_Stated problem:_
Exactly as they appear, output all of the records. Skip any images.

_Figure dataset records:_
━━━━━━━━━━━━━━━━

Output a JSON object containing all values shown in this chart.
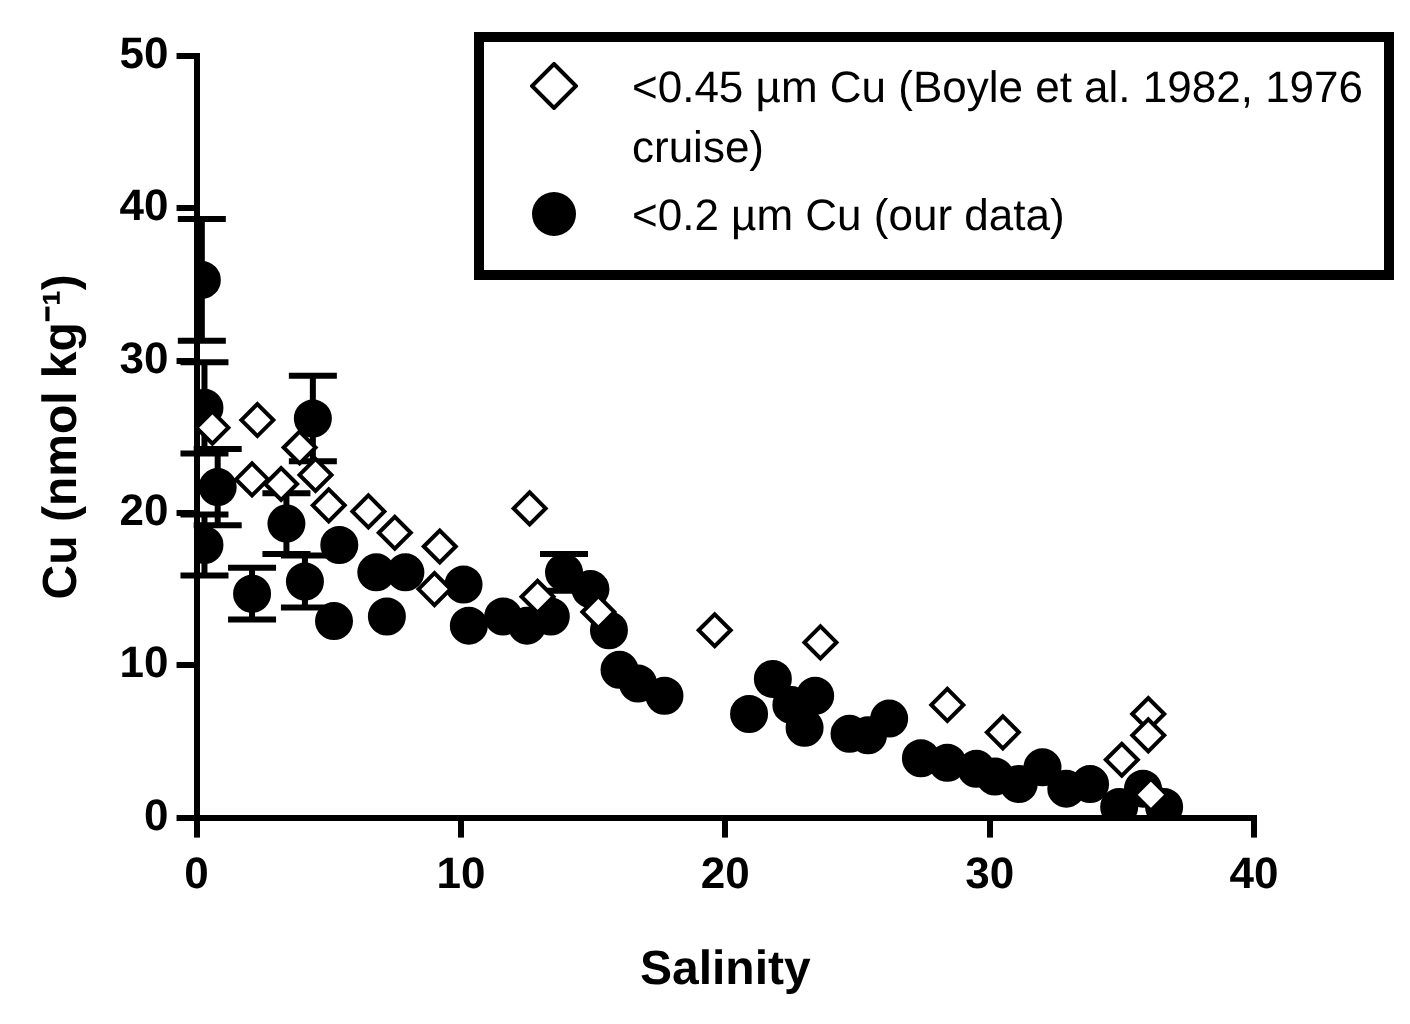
{
  "chart_data": {
    "type": "scatter",
    "xlabel": "Salinity",
    "ylabel": "Cu (nmol kg⁻¹)",
    "xlim": [
      0,
      40
    ],
    "xticks": [
      0,
      10,
      20,
      30,
      40
    ],
    "ylim": [
      0,
      50
    ],
    "yticks": [
      0,
      10,
      20,
      30,
      40,
      50
    ],
    "grid": false,
    "legend": "top right",
    "series": [
      {
        "name": "<0.45 µm Cu (Boyle et al. 1982, 1976 cruise)",
        "color": "#000000",
        "marker": "diamond",
        "x": [
          0.6,
          2.3,
          2.1,
          3.2,
          3.9,
          4.5,
          5.0,
          6.5,
          7.5,
          9.2,
          9.0,
          12.6,
          12.9,
          15.2,
          19.6,
          23.6,
          28.4,
          30.5,
          35.0,
          36.0,
          36.0,
          36.1
        ],
        "values": [
          25.6,
          26.1,
          22.2,
          21.9,
          24.3,
          22.5,
          20.5,
          20.1,
          18.7,
          17.8,
          15.0,
          20.3,
          14.5,
          13.5,
          12.3,
          11.5,
          7.4,
          5.6,
          3.8,
          6.8,
          5.4,
          1.5
        ]
      },
      {
        "name": "<0.2 µm Cu (our data)",
        "color": "#000000",
        "marker": "circle",
        "x": [
          0.2,
          0.3,
          0.3,
          0.8,
          2.1,
          3.4,
          4.4,
          4.1,
          5.2,
          5.4,
          7.2,
          6.8,
          7.9,
          10.3,
          10.1,
          11.6,
          12.5,
          13.4,
          13.9,
          14.9,
          15.6,
          16.0,
          16.7,
          17.7,
          20.9,
          21.8,
          22.5,
          23.0,
          23.4,
          24.7,
          25.4,
          26.2,
          27.4,
          28.4,
          29.5,
          30.2,
          31.1,
          32.0,
          32.9,
          33.8,
          34.9,
          35.8,
          36.6
        ],
        "values": [
          35.3,
          26.9,
          17.9,
          21.7,
          14.7,
          19.3,
          26.2,
          15.5,
          12.9,
          17.9,
          13.2,
          16.1,
          16.1,
          12.6,
          15.3,
          13.2,
          12.6,
          13.2,
          16.1,
          15.0,
          12.3,
          9.7,
          8.8,
          8.0,
          6.8,
          9.1,
          7.4,
          5.9,
          8.0,
          5.5,
          5.4,
          6.5,
          3.9,
          3.6,
          3.2,
          2.7,
          2.2,
          3.3,
          1.9,
          2.2,
          0.7,
          1.9,
          0.7
        ],
        "errors": [
          4,
          3,
          2,
          2.5,
          1.7,
          2,
          2.8,
          1.7,
          null,
          null,
          null,
          null,
          null,
          null,
          null,
          null,
          null,
          null,
          1.2,
          null,
          null,
          null,
          null,
          null,
          null,
          null,
          null,
          null,
          null,
          null,
          null,
          null,
          null,
          null,
          null,
          null,
          null,
          null,
          null,
          null,
          null,
          null,
          null
        ]
      }
    ]
  }
}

━━━━━━━━━━━━━━━━

_Answer to the exercise:_
Output a JSON object containing all values shown in this chart.
{
  "chart_data": {
    "type": "scatter",
    "xlabel": "Salinity",
    "ylabel": "Cu (nmol kg⁻¹)",
    "xlim": [
      0,
      40
    ],
    "xticks": [
      0,
      10,
      20,
      30,
      40
    ],
    "ylim": [
      0,
      50
    ],
    "yticks": [
      0,
      10,
      20,
      30,
      40,
      50
    ],
    "grid": false,
    "legend": "top right",
    "series": [
      {
        "name": "<0.45 µm Cu (Boyle et al. 1982, 1976 cruise)",
        "color": "#000000",
        "marker": "diamond",
        "x": [
          0.6,
          2.3,
          2.1,
          3.2,
          3.9,
          4.5,
          5.0,
          6.5,
          7.5,
          9.2,
          9.0,
          12.6,
          12.9,
          15.2,
          19.6,
          23.6,
          28.4,
          30.5,
          35.0,
          36.0,
          36.0,
          36.1
        ],
        "values": [
          25.6,
          26.1,
          22.2,
          21.9,
          24.3,
          22.5,
          20.5,
          20.1,
          18.7,
          17.8,
          15.0,
          20.3,
          14.5,
          13.5,
          12.3,
          11.5,
          7.4,
          5.6,
          3.8,
          6.8,
          5.4,
          1.5
        ]
      },
      {
        "name": "<0.2 µm Cu (our data)",
        "color": "#000000",
        "marker": "circle",
        "x": [
          0.2,
          0.3,
          0.3,
          0.8,
          2.1,
          3.4,
          4.4,
          4.1,
          5.2,
          5.4,
          7.2,
          6.8,
          7.9,
          10.3,
          10.1,
          11.6,
          12.5,
          13.4,
          13.9,
          14.9,
          15.6,
          16.0,
          16.7,
          17.7,
          20.9,
          21.8,
          22.5,
          23.0,
          23.4,
          24.7,
          25.4,
          26.2,
          27.4,
          28.4,
          29.5,
          30.2,
          31.1,
          32.0,
          32.9,
          33.8,
          34.9,
          35.8,
          36.6
        ],
        "values": [
          35.3,
          26.9,
          17.9,
          21.7,
          14.7,
          19.3,
          26.2,
          15.5,
          12.9,
          17.9,
          13.2,
          16.1,
          16.1,
          12.6,
          15.3,
          13.2,
          12.6,
          13.2,
          16.1,
          15.0,
          12.3,
          9.7,
          8.8,
          8.0,
          6.8,
          9.1,
          7.4,
          5.9,
          8.0,
          5.5,
          5.4,
          6.5,
          3.9,
          3.6,
          3.2,
          2.7,
          2.2,
          3.3,
          1.9,
          2.2,
          0.7,
          1.9,
          0.7
        ],
        "errors": [
          4,
          3,
          2,
          2.5,
          1.7,
          2,
          2.8,
          1.7,
          null,
          null,
          null,
          null,
          null,
          null,
          null,
          null,
          null,
          null,
          1.2,
          null,
          null,
          null,
          null,
          null,
          null,
          null,
          null,
          null,
          null,
          null,
          null,
          null,
          null,
          null,
          null,
          null,
          null,
          null,
          null,
          null,
          null,
          null,
          null
        ]
      }
    ]
  }
}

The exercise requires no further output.